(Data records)

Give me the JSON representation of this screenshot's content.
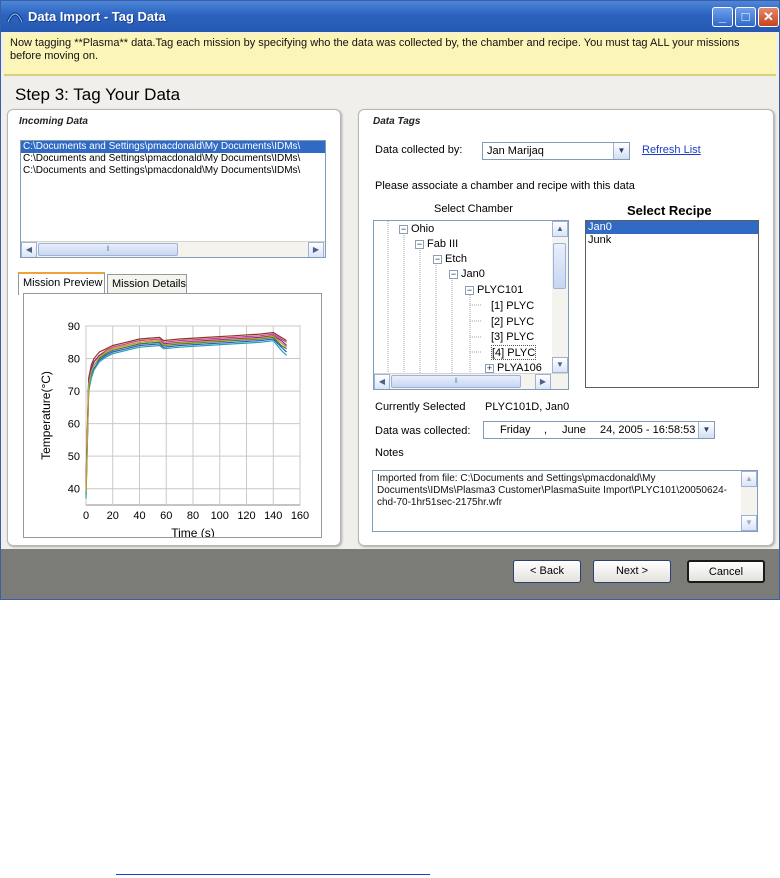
{
  "window": {
    "title": "Data Import - Tag Data",
    "banner": "Now tagging **Plasma** data.Tag each mission by specifying who the data was collected by, the chamber and recipe.  You must tag ALL your missions before moving on.",
    "step_title": "Step 3: Tag Your Data"
  },
  "incoming": {
    "title": "Incoming Data",
    "files": [
      "C:\\Documents and Settings\\pmacdonald\\My Documents\\IDMs\\",
      "C:\\Documents and Settings\\pmacdonald\\My Documents\\IDMs\\",
      "C:\\Documents and Settings\\pmacdonald\\My Documents\\IDMs\\"
    ]
  },
  "tabs": [
    "Mission Preview",
    "Mission Details"
  ],
  "chart_data": {
    "type": "line",
    "xlabel": "Time (s)",
    "ylabel": "Temperature(°C)",
    "xlim": [
      0,
      160
    ],
    "ylim": [
      35,
      90
    ],
    "xticks": [
      0,
      20,
      40,
      60,
      80,
      100,
      120,
      140,
      160
    ],
    "yticks": [
      40,
      50,
      60,
      70,
      80,
      90
    ],
    "grid": true,
    "series": [
      {
        "color": "#d43b8f",
        "x": [
          0,
          2,
          4,
          6,
          10,
          15,
          20,
          30,
          40,
          55,
          58,
          70,
          90,
          110,
          130,
          140,
          146,
          150
        ],
        "y": [
          39,
          73,
          77,
          79,
          81,
          82.5,
          83.5,
          84.5,
          85.5,
          86,
          85,
          85.5,
          86,
          86.5,
          87,
          87.5,
          86,
          85
        ]
      },
      {
        "color": "#2f7e3a",
        "x": [
          0,
          2,
          4,
          6,
          10,
          15,
          20,
          30,
          40,
          55,
          58,
          70,
          90,
          110,
          130,
          140,
          146,
          150
        ],
        "y": [
          38,
          72,
          76,
          78,
          80,
          81.5,
          82.5,
          83.5,
          84.5,
          85,
          84,
          84.5,
          85,
          85.5,
          86,
          86.5,
          84,
          83
        ]
      },
      {
        "color": "#3b56c4",
        "x": [
          0,
          2,
          4,
          6,
          10,
          15,
          20,
          30,
          40,
          55,
          58,
          70,
          90,
          110,
          130,
          140,
          146,
          150
        ],
        "y": [
          40,
          71,
          75,
          77,
          79.5,
          81,
          82,
          83,
          84,
          84.5,
          83.5,
          84,
          84.5,
          85,
          85.5,
          86,
          83.5,
          82
        ]
      },
      {
        "color": "#8a3a1f",
        "x": [
          0,
          2,
          4,
          6,
          10,
          15,
          20,
          30,
          40,
          55,
          58,
          70,
          90,
          110,
          130,
          140,
          146,
          150
        ],
        "y": [
          42,
          74,
          78,
          80,
          82,
          83,
          84,
          85,
          86,
          86.5,
          85.5,
          86,
          86.5,
          87,
          87.5,
          88,
          86.5,
          85.5
        ]
      },
      {
        "color": "#20a3b0",
        "x": [
          0,
          2,
          4,
          6,
          10,
          15,
          20,
          30,
          40,
          55,
          58,
          70,
          90,
          110,
          130,
          140,
          146,
          150
        ],
        "y": [
          37,
          70,
          74,
          76.5,
          79,
          80.5,
          81.5,
          82.5,
          83.5,
          84,
          83,
          83.5,
          84,
          84.5,
          85,
          85.5,
          82.5,
          81
        ]
      },
      {
        "color": "#7a2a8e",
        "x": [
          0,
          2,
          4,
          6,
          10,
          15,
          20,
          30,
          40,
          55,
          58,
          70,
          90,
          110,
          130,
          140,
          146,
          150
        ],
        "y": [
          41,
          73,
          77,
          79,
          81,
          82,
          83,
          84,
          85,
          85.5,
          84.5,
          85,
          85.5,
          86,
          86.5,
          87,
          85.5,
          84
        ]
      },
      {
        "color": "#c2a51f",
        "x": [
          0,
          2,
          4,
          6,
          10,
          15,
          20,
          30,
          40,
          55,
          58,
          70,
          90,
          110,
          130,
          140,
          146,
          150
        ],
        "y": [
          39,
          72,
          76,
          78,
          80.5,
          82,
          83,
          84,
          85,
          85.5,
          84.2,
          84.8,
          85.2,
          85.8,
          86.2,
          86.8,
          84.8,
          83.5
        ]
      }
    ]
  },
  "tags": {
    "title": "Data Tags",
    "collected_by_label": "Data collected by:",
    "collected_by_value": "Jan Marijaq",
    "refresh_label": "Refresh List",
    "associate_text": "Please associate a chamber and recipe with this data",
    "select_chamber_label": "Select Chamber",
    "select_recipe_label": "Select Recipe",
    "tree": [
      {
        "label": "Ohio",
        "expander": "−"
      },
      {
        "label": "Fab III",
        "expander": "−"
      },
      {
        "label": "Etch",
        "expander": "−"
      },
      {
        "label": "Jan0",
        "expander": "−"
      },
      {
        "label": "PLYC101",
        "expander": "−"
      },
      {
        "label": "[1] PLYC"
      },
      {
        "label": "[2] PLYC"
      },
      {
        "label": "[3] PLYC"
      },
      {
        "label": "[4] PLYC"
      },
      {
        "label": "PLYA106",
        "expander": "+"
      }
    ],
    "recipes": [
      "Jan0",
      "Junk"
    ],
    "currently_selected_label": "Currently Selected",
    "currently_selected_value": "PLYC101D, Jan0",
    "collected_date_label": "Data was collected:",
    "date_day": "Friday",
    "date_sep": ",",
    "date_month": "June",
    "date_rest": "24, 2005 - 16:58:53",
    "notes_label": "Notes",
    "notes_text": "Imported from file: C:\\Documents and Settings\\pmacdonald\\My Documents\\IDMs\\Plasma3 Customer\\PlasmaSuite Import\\PLYC101\\20050624-chd-70-1hr51sec-2175hr.wfr"
  },
  "buttons": {
    "back": "< Back",
    "next": "Next >",
    "cancel": "Cancel"
  }
}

# [Work to be completed]
On how many lines does the word "this" appear? Answer with only the number.

# [The solution]
2